**TEXT BLOCK**

%%

# Recs for small flat screen tv



## django1 (Jan 28, 2009)

I know bupkiss about flatscreen TVs. I need a small one (<19 inches)for the kitchen. Regular cable. What's Insignia brand?


----------



## Rijax (Jul 20, 2006)

"The Best Buy house brand Insignia can be found on some of the cheapest, er, least-expensive HDTVs available anywhere..."

A quote from a CNET review


----------



## rsa (Dec 9, 2008)

Toshiba has a three current combo LCD/DVD flat tv's that come in kitchen friendly white:

Toshiba 15LV506
Toshiba 19LV506
Toshiba 19LV611U

I have one of the 19 inchers in the kitchen and am pleased with it. Only deficiencies to me are awkward FF/REW of DVD player, slow switching channels (I think its the rule rather than the exception nowadays). When I first got it, I sometimes I wish the volume would go higher (mainly cable HD stations were not as loud as their corresponding analog sister station), but don't find it an issue nowadays.

%%

**WRITTEN TASKS**
**a)** Reproduce word for word the part of the small flat screen TV thread starting at "## django1 (Jan" and ending at "(Jul 20, 2006)".
**b)** In the small flat screen TV thread, condense the paragraph beginning "I have one of the 19 inchers" into a short bulleted list that keeps its main points.

**Page element annotations**
%%

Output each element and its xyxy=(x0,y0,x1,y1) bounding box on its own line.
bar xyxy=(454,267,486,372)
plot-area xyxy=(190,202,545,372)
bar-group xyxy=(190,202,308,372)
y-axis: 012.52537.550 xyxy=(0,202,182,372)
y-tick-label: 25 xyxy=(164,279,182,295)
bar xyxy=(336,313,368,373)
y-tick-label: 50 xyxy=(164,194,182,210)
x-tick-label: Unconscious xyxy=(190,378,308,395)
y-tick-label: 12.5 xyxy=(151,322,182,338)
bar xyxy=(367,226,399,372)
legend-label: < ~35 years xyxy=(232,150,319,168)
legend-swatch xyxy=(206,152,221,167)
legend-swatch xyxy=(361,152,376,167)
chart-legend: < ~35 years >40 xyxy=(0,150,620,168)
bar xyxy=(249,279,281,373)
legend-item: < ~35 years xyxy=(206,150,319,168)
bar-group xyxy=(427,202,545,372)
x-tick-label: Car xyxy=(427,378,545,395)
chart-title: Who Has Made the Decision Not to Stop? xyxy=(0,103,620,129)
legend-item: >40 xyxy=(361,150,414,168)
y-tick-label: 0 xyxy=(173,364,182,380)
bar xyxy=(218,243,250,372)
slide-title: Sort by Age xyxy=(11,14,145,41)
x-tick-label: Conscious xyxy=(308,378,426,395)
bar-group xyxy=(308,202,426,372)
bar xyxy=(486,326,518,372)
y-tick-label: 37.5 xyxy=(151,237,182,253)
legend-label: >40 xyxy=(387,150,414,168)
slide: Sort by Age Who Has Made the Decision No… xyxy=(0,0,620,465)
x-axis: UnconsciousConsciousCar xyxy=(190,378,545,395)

%%

**REPLIES**
**a)**
## django1 (Jan 28, 2009)

I know bupkiss about flatscreen TVs. I need a small one (<19 inches)for the kitchen. Regular cable. What's Insignia brand?


----------



## Rijax (Jul 20, 2006)

**b)**
- Owns one of the 19-inch models, keeps it in the kitchen, and is pleased with it.
- Drawbacks: awkward fast-forward/rewind on the DVD player and slow channel switching, which is probably the rule rather than the exception nowadays.
- At first the volume sometimes seemed too low, mainly because cable HD stations were quieter than their analog sister stations, but this is no longer an issue.